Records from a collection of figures
________________

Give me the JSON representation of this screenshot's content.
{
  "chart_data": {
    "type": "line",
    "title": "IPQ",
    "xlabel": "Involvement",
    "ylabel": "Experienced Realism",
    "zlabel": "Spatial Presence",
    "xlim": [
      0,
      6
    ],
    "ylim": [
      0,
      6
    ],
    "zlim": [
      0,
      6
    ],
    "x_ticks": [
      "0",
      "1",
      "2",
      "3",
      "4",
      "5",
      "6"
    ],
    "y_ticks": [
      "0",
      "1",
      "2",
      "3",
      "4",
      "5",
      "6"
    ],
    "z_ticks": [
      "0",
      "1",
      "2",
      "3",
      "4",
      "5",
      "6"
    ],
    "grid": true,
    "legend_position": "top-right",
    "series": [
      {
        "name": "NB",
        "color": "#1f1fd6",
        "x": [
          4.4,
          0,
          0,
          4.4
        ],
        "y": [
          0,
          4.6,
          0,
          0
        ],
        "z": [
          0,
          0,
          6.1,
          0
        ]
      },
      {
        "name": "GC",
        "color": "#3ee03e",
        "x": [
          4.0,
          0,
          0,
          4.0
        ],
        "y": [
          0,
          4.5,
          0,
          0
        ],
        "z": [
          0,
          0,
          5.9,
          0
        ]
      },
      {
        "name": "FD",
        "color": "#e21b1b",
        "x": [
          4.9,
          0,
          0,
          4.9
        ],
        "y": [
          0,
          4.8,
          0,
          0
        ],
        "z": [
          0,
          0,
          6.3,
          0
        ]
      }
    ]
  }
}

________________

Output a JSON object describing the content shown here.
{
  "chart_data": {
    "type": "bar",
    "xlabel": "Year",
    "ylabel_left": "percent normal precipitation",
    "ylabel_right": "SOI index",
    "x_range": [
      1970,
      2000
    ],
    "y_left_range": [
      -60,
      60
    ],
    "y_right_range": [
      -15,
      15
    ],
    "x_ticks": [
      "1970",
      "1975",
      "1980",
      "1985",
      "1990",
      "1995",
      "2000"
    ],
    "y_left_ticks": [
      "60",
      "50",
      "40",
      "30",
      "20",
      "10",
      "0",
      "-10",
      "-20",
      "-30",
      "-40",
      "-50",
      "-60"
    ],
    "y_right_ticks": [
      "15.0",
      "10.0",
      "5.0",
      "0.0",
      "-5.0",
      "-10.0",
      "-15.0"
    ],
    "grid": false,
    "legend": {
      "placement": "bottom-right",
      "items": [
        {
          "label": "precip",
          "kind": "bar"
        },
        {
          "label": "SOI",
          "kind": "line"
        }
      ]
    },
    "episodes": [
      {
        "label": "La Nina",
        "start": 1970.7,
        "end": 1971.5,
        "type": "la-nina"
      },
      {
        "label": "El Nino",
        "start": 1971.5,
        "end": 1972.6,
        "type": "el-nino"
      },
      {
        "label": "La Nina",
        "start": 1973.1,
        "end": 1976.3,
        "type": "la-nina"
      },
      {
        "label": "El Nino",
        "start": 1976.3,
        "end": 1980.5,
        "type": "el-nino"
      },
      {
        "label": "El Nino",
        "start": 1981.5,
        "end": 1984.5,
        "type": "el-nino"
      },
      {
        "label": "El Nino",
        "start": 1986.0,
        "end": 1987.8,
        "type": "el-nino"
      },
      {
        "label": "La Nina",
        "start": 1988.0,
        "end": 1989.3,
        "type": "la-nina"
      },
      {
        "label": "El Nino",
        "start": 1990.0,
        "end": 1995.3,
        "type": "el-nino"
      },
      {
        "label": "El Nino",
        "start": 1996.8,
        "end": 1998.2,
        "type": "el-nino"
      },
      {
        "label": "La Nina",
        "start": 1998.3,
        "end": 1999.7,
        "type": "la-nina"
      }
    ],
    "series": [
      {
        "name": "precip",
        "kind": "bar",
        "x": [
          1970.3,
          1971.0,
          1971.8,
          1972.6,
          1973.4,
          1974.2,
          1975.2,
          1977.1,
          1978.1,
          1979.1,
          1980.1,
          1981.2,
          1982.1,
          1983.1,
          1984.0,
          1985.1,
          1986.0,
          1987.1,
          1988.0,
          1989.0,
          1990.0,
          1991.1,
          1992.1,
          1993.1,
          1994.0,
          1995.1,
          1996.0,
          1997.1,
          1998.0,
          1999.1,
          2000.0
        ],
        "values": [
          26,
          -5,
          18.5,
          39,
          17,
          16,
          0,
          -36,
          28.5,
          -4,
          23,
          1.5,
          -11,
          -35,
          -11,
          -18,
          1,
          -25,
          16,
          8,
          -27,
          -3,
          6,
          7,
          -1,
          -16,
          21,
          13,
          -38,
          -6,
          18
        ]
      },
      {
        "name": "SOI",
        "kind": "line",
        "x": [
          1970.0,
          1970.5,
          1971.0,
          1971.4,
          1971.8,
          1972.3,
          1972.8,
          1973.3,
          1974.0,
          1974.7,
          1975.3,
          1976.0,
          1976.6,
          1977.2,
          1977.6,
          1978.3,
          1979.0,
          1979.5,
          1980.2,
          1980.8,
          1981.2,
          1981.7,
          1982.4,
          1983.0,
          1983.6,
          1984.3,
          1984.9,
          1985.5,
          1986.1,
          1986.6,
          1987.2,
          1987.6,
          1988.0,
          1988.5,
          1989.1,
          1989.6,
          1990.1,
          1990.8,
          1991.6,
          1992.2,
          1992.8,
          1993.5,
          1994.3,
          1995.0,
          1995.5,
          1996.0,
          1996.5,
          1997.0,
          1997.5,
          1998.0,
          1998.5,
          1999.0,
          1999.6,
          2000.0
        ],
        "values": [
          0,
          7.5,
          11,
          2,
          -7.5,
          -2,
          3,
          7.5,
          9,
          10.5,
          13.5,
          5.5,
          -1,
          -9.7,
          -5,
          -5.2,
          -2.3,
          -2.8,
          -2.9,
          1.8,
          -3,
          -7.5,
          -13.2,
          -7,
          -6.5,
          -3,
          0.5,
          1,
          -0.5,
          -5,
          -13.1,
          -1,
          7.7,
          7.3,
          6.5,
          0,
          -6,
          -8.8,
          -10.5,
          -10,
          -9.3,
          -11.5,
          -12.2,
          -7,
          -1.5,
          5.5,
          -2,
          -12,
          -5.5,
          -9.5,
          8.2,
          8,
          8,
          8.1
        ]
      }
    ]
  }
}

________________

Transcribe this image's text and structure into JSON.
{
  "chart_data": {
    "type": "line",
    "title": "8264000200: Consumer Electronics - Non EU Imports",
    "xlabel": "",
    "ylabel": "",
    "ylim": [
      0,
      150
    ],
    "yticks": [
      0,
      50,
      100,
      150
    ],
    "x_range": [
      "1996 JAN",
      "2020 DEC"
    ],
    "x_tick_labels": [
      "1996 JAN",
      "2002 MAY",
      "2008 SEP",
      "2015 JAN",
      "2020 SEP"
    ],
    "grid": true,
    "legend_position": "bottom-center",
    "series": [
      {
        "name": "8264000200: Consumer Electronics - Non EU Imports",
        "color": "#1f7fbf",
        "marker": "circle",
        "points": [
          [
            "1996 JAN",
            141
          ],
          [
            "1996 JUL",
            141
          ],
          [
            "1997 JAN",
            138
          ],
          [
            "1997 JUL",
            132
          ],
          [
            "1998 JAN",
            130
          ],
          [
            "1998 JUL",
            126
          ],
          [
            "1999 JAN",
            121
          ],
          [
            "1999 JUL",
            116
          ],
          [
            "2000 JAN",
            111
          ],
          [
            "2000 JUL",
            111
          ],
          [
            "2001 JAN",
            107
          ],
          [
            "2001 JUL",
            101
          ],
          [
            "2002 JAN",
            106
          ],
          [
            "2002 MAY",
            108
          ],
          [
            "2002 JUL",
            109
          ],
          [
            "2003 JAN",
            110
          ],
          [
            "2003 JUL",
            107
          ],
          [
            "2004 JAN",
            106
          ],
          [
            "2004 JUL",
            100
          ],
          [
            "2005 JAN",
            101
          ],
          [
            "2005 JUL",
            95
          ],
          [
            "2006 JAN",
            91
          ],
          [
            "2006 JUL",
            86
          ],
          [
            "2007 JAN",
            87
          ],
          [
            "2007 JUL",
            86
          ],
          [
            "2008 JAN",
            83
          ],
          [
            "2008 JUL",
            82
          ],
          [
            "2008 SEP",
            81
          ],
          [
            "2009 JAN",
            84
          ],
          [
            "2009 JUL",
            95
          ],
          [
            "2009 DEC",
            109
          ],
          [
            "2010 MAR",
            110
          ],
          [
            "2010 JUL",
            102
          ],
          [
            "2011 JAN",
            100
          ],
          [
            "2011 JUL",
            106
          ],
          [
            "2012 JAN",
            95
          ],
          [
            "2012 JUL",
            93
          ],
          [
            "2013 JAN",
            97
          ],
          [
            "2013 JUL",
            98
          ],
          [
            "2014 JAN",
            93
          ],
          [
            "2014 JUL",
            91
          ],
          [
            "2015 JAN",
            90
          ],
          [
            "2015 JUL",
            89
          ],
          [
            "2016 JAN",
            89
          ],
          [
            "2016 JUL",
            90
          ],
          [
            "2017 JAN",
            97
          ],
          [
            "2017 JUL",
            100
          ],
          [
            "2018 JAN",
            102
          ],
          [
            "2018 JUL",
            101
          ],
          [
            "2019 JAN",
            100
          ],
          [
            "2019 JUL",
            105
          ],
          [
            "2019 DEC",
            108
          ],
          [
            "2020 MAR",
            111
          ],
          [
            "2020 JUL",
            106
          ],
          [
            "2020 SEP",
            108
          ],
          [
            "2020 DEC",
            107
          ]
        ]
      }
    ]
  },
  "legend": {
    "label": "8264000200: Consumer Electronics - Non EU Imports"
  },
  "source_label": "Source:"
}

________________

Work out the number of lines in this listing that include the word "bottom". Reply with that number only.

2